* Data:
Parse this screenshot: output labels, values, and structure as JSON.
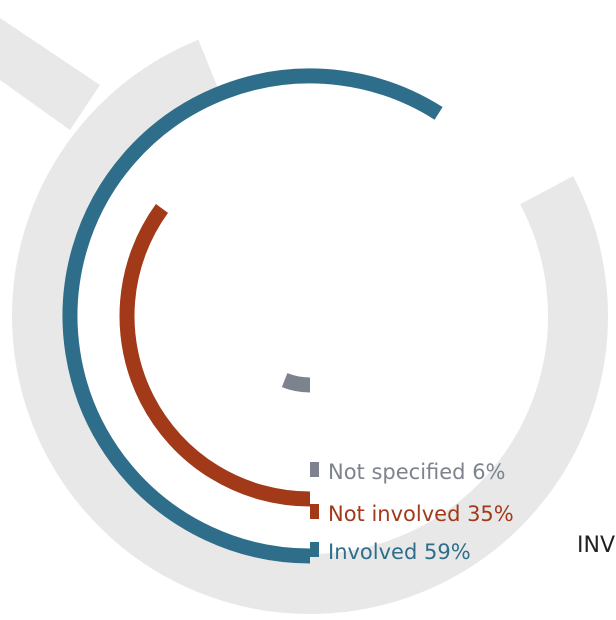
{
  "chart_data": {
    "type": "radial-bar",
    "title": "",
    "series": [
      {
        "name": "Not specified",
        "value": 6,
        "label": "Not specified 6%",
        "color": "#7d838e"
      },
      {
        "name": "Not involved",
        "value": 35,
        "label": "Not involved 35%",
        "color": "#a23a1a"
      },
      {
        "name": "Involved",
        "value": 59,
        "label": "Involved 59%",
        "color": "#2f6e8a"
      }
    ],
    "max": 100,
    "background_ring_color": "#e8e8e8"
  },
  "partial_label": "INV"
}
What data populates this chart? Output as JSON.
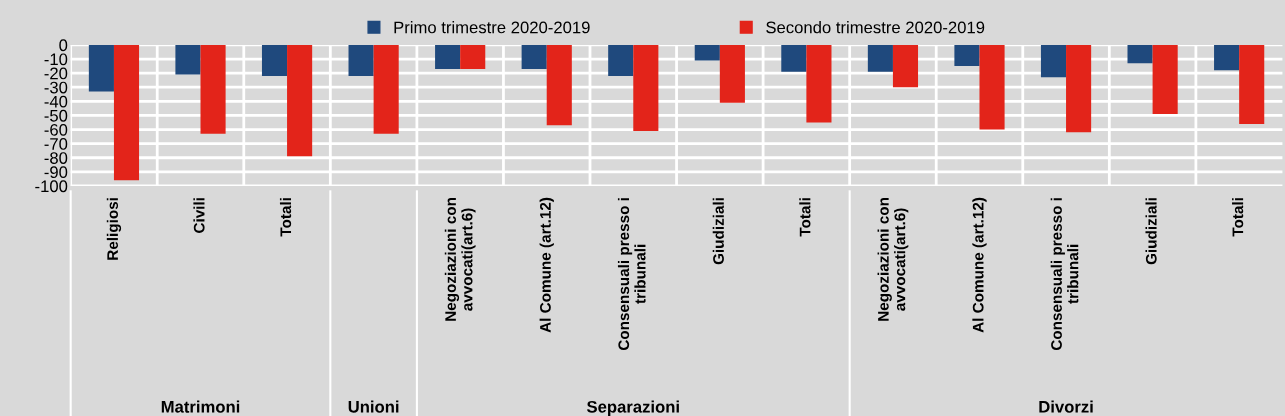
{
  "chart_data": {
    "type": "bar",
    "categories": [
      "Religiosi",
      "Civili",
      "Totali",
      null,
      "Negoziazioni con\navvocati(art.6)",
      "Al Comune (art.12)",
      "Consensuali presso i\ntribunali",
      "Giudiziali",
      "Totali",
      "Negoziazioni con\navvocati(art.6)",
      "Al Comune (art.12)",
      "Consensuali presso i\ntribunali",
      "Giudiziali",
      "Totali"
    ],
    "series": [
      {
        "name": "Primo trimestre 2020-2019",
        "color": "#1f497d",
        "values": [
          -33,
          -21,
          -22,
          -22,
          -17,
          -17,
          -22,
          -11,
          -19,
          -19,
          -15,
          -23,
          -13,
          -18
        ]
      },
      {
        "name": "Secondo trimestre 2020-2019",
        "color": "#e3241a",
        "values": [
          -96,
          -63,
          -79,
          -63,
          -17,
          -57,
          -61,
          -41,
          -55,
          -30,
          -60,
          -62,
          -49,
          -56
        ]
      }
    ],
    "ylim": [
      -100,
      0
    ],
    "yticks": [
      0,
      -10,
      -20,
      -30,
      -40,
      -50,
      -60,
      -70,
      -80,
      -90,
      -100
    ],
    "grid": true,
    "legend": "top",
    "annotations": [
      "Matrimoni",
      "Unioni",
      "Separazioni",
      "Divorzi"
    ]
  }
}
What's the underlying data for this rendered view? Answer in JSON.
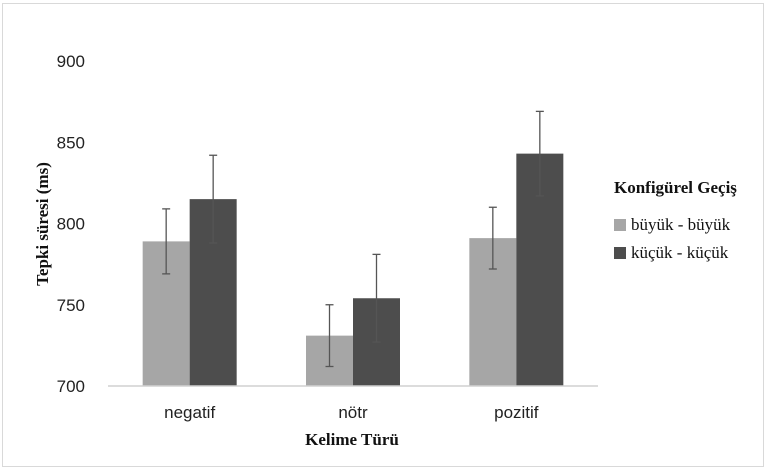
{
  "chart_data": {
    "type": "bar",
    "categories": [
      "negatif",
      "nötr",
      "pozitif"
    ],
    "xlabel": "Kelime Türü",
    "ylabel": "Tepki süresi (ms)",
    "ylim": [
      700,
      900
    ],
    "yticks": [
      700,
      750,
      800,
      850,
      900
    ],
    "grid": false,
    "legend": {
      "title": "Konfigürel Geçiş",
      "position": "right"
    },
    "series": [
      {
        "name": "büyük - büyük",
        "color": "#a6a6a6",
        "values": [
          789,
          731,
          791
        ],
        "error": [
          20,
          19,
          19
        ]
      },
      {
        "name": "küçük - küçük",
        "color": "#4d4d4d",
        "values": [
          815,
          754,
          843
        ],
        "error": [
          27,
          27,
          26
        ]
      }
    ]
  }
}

...

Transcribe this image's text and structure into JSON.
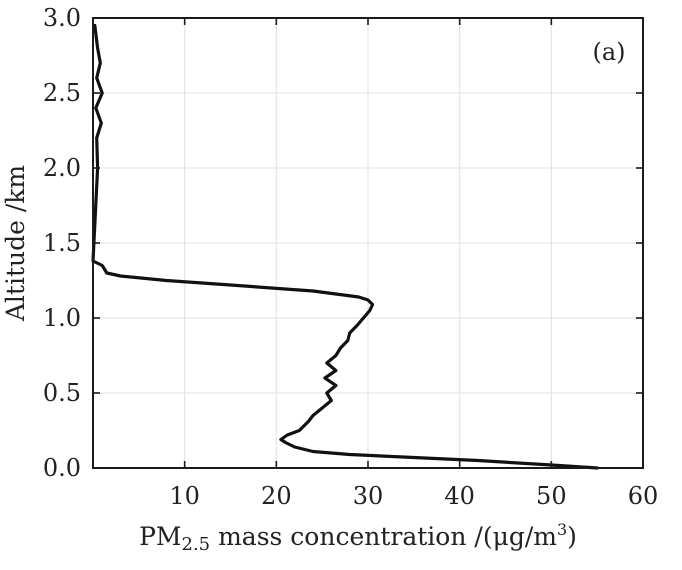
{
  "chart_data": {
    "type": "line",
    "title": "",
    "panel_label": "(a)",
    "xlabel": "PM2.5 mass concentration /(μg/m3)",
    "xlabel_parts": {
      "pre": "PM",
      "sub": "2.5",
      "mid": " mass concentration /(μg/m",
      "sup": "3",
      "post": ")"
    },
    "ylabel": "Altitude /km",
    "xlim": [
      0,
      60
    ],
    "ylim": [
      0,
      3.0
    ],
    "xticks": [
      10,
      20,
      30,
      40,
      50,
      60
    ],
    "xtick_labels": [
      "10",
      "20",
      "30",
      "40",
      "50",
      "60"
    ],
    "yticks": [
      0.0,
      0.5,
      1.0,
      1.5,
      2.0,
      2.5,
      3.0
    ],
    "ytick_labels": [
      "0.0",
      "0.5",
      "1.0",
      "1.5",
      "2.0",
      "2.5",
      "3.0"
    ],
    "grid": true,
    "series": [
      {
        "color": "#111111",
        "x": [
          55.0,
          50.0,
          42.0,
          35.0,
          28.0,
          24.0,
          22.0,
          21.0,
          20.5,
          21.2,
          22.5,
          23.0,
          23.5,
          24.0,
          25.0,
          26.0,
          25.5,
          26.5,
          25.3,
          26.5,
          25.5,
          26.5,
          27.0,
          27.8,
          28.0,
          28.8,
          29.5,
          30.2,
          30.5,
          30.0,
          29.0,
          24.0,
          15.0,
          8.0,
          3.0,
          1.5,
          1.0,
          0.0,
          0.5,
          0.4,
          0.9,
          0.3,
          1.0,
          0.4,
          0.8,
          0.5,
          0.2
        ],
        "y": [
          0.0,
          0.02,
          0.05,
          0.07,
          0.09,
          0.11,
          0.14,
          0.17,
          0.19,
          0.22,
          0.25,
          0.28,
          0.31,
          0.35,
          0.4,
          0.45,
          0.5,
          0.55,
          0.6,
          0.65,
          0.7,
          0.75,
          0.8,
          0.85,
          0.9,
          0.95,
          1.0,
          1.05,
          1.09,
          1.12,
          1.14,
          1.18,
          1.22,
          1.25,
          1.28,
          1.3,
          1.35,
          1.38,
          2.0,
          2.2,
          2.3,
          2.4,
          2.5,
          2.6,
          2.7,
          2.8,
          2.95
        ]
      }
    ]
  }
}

* Required work: Where a line of the entries contains the word "mass", copy that line.

* Exercise answer:
    "xlabel": "PM2.5 mass concentration /(μg/m3)",
      "mid": " mass concentration /(μg/m",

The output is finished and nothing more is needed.